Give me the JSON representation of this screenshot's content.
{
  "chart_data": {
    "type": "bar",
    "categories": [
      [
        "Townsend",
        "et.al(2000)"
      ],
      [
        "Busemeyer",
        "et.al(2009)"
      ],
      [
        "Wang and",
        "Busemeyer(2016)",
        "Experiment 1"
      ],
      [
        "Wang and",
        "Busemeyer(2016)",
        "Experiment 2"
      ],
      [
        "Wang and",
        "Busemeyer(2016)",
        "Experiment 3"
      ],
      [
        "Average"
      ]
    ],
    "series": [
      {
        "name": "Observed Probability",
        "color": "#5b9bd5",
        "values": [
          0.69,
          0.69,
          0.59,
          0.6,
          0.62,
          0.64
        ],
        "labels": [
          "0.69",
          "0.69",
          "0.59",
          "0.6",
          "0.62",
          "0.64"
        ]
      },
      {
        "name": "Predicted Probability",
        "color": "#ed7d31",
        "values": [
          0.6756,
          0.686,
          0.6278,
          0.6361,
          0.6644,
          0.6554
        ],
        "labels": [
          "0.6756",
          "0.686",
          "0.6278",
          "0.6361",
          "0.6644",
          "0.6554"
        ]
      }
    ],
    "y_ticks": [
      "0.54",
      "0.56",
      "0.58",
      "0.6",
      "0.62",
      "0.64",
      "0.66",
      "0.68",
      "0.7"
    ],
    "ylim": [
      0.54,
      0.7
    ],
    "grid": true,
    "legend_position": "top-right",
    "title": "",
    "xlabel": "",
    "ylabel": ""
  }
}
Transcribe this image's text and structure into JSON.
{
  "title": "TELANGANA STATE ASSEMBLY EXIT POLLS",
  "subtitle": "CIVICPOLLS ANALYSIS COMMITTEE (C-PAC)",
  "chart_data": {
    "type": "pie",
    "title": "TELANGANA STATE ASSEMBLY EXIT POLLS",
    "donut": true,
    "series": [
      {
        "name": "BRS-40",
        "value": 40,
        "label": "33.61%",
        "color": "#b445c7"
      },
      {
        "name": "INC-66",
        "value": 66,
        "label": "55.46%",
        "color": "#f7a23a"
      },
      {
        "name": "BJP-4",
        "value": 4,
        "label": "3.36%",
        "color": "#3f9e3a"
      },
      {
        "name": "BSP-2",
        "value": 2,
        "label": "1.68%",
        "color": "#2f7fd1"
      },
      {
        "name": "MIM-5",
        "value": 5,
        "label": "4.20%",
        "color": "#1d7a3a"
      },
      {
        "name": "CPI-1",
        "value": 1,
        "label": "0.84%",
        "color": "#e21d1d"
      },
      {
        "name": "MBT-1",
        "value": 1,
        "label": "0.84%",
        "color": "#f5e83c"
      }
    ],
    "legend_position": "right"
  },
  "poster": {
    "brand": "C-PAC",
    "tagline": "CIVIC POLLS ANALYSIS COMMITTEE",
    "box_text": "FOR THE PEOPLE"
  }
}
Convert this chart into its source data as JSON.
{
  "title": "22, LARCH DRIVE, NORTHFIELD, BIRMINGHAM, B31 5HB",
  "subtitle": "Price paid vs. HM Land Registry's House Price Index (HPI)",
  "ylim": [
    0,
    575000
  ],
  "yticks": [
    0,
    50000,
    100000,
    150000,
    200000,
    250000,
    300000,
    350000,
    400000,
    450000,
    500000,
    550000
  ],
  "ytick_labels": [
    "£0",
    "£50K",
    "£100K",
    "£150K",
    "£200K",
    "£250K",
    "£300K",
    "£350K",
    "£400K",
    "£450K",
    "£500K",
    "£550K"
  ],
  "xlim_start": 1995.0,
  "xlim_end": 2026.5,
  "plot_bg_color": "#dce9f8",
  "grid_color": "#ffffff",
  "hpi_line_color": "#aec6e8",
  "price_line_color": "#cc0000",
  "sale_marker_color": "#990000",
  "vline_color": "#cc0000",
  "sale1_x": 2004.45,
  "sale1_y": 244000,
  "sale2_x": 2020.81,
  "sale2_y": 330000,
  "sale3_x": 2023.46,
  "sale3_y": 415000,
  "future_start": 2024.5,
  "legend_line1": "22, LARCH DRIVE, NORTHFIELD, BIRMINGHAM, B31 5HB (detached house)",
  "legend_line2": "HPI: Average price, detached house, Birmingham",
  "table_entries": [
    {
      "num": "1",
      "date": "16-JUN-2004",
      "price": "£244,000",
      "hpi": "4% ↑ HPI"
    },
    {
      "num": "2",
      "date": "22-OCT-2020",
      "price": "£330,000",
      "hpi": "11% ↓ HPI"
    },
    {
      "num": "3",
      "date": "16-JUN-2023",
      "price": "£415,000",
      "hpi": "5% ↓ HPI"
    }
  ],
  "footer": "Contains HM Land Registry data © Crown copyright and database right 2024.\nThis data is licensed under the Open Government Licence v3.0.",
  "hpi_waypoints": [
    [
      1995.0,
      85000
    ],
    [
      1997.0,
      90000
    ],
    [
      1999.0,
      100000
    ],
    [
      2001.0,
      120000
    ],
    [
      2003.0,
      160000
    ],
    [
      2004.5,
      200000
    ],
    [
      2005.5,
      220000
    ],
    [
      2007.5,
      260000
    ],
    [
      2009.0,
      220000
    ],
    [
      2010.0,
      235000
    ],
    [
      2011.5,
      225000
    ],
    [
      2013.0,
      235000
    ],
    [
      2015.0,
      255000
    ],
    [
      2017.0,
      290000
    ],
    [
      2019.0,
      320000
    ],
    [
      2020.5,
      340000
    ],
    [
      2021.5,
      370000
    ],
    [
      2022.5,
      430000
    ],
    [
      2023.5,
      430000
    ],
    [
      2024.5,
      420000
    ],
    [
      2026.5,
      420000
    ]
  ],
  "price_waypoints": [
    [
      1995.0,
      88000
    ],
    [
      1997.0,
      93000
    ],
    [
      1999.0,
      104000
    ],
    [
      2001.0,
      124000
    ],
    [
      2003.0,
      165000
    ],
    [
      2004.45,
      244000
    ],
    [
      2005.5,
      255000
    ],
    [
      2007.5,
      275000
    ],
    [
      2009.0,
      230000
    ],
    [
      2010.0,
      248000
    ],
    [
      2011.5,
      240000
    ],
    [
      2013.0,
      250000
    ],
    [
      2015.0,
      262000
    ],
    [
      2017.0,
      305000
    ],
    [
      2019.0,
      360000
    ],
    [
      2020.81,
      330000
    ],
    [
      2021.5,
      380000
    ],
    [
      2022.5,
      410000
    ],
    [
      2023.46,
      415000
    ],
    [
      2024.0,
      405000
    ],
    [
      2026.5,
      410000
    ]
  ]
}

____

▶ **Work required**:
Pick out each line that holds the string "name".

▶ **Answer to this problem**:
        "name": "Observed Probability",
        "name": "Predicted Probability",
        "name": "BRS-40",
        "name": "INC-66",
        "name": "BJP-4",
        "name": "BSP-2",
        "name": "MIM-5",
        "name": "CPI-1",
        "name": "MBT-1",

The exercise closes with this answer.